Aim
Exactly reproduce each record listed below.

Exercise inputs
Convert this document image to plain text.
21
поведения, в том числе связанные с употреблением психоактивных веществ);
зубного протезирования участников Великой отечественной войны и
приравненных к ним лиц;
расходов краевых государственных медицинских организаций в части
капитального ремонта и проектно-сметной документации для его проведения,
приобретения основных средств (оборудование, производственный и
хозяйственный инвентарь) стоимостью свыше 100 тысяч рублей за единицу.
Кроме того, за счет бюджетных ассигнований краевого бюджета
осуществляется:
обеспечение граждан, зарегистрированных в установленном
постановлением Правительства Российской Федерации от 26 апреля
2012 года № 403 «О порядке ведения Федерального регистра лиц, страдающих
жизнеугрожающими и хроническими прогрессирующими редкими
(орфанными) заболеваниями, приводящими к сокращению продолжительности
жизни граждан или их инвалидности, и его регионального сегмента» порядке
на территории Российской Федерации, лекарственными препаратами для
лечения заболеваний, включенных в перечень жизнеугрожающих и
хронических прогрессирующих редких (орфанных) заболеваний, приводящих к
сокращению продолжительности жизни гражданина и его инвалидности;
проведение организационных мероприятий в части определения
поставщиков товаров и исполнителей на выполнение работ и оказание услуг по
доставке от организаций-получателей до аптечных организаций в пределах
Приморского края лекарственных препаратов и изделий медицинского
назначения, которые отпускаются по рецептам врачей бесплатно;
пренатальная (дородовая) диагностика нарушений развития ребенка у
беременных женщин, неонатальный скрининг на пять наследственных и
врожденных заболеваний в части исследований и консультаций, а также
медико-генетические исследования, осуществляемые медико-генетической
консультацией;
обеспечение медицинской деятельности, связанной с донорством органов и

Output
Convert this document image to plain text.
21
поведения, в том числе связанные с употреблением психоактивных веществ);
зубного протезирования участников Великой отечественной войны и
приравненных к ним лиц;
расходов краевых государственных медицинских организаций в части
капитального ремонта и проектно-сметной документации для его проведения,
приобретения основных средств (оборудование, производственный и
хозяйственный инвентарь) стоимостью свыше 100 тысяч рублей за единицу.
Кроме того, за счет бюджетных ассигнований краевого бюджета
осуществляется:
обеспечение граждан, зарегистрированных в установленном
постановлением Правительства Российской Федерации от 26 апреля
2012 года № 403 «О порядке ведения Федерального регистра лиц, страдающих
жизнеугрожающими и хроническими прогрессирующими редкими
(орфанными) заболеваниями, приводящими к сокращению продолжительности
жизни граждан или их инвалидности, и его регионального сегмента» порядке
на территории Российской Федерации, лекарственными препаратами для
лечения заболеваний, включенных в перечень жизнеугрожающих и
хронических прогрессирующих редких (орфанных) заболеваний, приводящих к
сокращению продолжительности жизни гражданина и его инвалидности;
проведение организационных мероприятий в части определения
поставщиков товаров и исполнителей на выполнение работ и оказание услуг по
доставке от организаций-получателей до аптечных организаций в пределах
Приморского края лекарственных препаратов и изделий медицинского
назначения, которые отпускаются по рецептам врачей бесплатно;
пренатальная (дородовая) диагностика нарушений развития ребенка у
беременных женщин, неонатальный скрининг на пять наследственных и
врожденных заболеваний в части исследований и консультаций, а также
медико-генетические исследования, осуществляемые медико-генетической
консультацией;
обеспечение медицинской деятельности, связанной с донорством органов и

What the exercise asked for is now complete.